Required work
Print all the data, keeping every line exactly as it is.

Excerpt from a dataset
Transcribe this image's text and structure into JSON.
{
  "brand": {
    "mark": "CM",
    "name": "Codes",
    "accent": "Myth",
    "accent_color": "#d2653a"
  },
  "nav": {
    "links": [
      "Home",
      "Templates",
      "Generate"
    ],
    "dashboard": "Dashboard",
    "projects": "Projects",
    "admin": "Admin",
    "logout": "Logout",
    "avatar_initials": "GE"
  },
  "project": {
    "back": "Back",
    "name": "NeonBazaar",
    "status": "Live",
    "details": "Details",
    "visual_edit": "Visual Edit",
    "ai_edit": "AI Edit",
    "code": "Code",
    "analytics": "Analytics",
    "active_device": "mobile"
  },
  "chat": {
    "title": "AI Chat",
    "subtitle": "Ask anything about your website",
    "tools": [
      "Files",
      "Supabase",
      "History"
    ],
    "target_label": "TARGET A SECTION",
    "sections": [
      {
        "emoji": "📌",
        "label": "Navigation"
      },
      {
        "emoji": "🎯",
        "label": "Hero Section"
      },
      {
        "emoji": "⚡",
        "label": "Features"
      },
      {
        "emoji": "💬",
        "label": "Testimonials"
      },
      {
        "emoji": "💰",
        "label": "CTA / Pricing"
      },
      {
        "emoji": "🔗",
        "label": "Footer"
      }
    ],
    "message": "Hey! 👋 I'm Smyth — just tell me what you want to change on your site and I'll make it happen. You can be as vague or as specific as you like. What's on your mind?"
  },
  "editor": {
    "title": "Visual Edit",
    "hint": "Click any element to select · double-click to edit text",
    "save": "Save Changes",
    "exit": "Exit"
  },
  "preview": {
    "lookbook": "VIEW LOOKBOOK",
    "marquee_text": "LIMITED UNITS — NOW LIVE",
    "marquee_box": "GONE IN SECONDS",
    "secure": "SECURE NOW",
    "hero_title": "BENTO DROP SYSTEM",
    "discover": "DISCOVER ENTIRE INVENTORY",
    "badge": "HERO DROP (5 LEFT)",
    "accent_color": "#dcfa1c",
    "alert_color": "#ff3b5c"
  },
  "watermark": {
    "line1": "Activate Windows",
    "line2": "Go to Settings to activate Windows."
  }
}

Result of this task
Transcribe this image's text and structure into JSON.
{
  "brand": {
    "mark": "CM",
    "name": "Codes",
    "accent": "Myth",
    "accent_color": "#d2653a"
  },
  "nav": {
    "links": [
      "Home",
      "Templates",
      "Generate"
    ],
    "dashboard": "Dashboard",
    "projects": "Projects",
    "admin": "Admin",
    "logout": "Logout",
    "avatar_initials": "GE"
  },
  "project": {
    "back": "Back",
    "name": "NeonBazaar",
    "status": "Live",
    "details": "Details",
    "visual_edit": "Visual Edit",
    "ai_edit": "AI Edit",
    "code": "Code",
    "analytics": "Analytics",
    "active_device": "mobile"
  },
  "chat": {
    "title": "AI Chat",
    "subtitle": "Ask anything about your website",
    "tools": [
      "Files",
      "Supabase",
      "History"
    ],
    "target_label": "TARGET A SECTION",
    "sections": [
      {
        "emoji": "📌",
        "label": "Navigation"
      },
      {
        "emoji": "🎯",
        "label": "Hero Section"
      },
      {
        "emoji": "⚡",
        "label": "Features"
      },
      {
        "emoji": "💬",
        "label": "Testimonials"
      },
      {
        "emoji": "💰",
        "label": "CTA / Pricing"
      },
      {
        "emoji": "🔗",
        "label": "Footer"
      }
    ],
    "message": "Hey! 👋 I'm Smyth — just tell me what you want to change on your site and I'll make it happen. You can be as vague or as specific as you like. What's on your mind?"
  },
  "editor": {
    "title": "Visual Edit",
    "hint": "Click any element to select · double-click to edit text",
    "save": "Save Changes",
    "exit": "Exit"
  },
  "preview": {
    "lookbook": "VIEW LOOKBOOK",
    "marquee_text": "LIMITED UNITS — NOW LIVE",
    "marquee_box": "GONE IN SECONDS",
    "secure": "SECURE NOW",
    "hero_title": "BENTO DROP SYSTEM",
    "discover": "DISCOVER ENTIRE INVENTORY",
    "badge": "HERO DROP (5 LEFT)",
    "accent_color": "#dcfa1c",
    "alert_color": "#ff3b5c"
  },
  "watermark": {
    "line1": "Activate Windows",
    "line2": "Go to Settings to activate Windows."
  }
}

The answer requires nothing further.